Your instructions:
Give the data a second time, exactly and in full.

Material for this exercise:
--

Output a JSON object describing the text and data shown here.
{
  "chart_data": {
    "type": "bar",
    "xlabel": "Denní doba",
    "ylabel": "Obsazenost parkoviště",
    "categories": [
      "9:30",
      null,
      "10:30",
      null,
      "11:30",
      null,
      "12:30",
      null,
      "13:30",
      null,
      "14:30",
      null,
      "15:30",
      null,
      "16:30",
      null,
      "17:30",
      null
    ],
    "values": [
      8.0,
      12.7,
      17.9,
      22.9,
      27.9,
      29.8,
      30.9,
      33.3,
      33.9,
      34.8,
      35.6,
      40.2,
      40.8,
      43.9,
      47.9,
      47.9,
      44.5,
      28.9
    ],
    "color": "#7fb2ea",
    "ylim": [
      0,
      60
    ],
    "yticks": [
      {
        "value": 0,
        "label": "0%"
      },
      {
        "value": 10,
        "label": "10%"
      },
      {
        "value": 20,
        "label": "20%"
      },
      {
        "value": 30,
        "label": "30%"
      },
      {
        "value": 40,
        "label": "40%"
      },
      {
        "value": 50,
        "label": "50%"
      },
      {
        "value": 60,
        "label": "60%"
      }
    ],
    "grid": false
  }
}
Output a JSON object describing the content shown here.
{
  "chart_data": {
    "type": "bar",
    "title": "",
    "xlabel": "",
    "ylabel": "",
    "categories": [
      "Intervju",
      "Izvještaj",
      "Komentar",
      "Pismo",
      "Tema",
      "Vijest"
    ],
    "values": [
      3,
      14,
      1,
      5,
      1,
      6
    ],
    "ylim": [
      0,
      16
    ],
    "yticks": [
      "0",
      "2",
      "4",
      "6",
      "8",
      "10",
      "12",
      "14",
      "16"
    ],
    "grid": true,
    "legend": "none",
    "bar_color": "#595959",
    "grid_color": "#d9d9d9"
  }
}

--

Response to the task:
Output a JSON object describing the text and data shown here.
{
  "chart_data": {
    "type": "bar",
    "xlabel": "Denní doba",
    "ylabel": "Obsazenost parkoviště",
    "categories": [
      "9:30",
      null,
      "10:30",
      null,
      "11:30",
      null,
      "12:30",
      null,
      "13:30",
      null,
      "14:30",
      null,
      "15:30",
      null,
      "16:30",
      null,
      "17:30",
      null
    ],
    "values": [
      8.0,
      12.7,
      17.9,
      22.9,
      27.9,
      29.8,
      30.9,
      33.3,
      33.9,
      34.8,
      35.6,
      40.2,
      40.8,
      43.9,
      47.9,
      47.9,
      44.5,
      28.9
    ],
    "color": "#7fb2ea",
    "ylim": [
      0,
      60
    ],
    "yticks": [
      {
        "value": 0,
        "label": "0%"
      },
      {
        "value": 10,
        "label": "10%"
      },
      {
        "value": 20,
        "label": "20%"
      },
      {
        "value": 30,
        "label": "30%"
      },
      {
        "value": 40,
        "label": "40%"
      },
      {
        "value": 50,
        "label": "50%"
      },
      {
        "value": 60,
        "label": "60%"
      }
    ],
    "grid": false
  }
}
Output a JSON object describing the content shown here.
{
  "chart_data": {
    "type": "bar",
    "title": "",
    "xlabel": "",
    "ylabel": "",
    "categories": [
      "Intervju",
      "Izvještaj",
      "Komentar",
      "Pismo",
      "Tema",
      "Vijest"
    ],
    "values": [
      3,
      14,
      1,
      5,
      1,
      6
    ],
    "ylim": [
      0,
      16
    ],
    "yticks": [
      "0",
      "2",
      "4",
      "6",
      "8",
      "10",
      "12",
      "14",
      "16"
    ],
    "grid": true,
    "legend": "none",
    "bar_color": "#595959",
    "grid_color": "#d9d9d9"
  }
}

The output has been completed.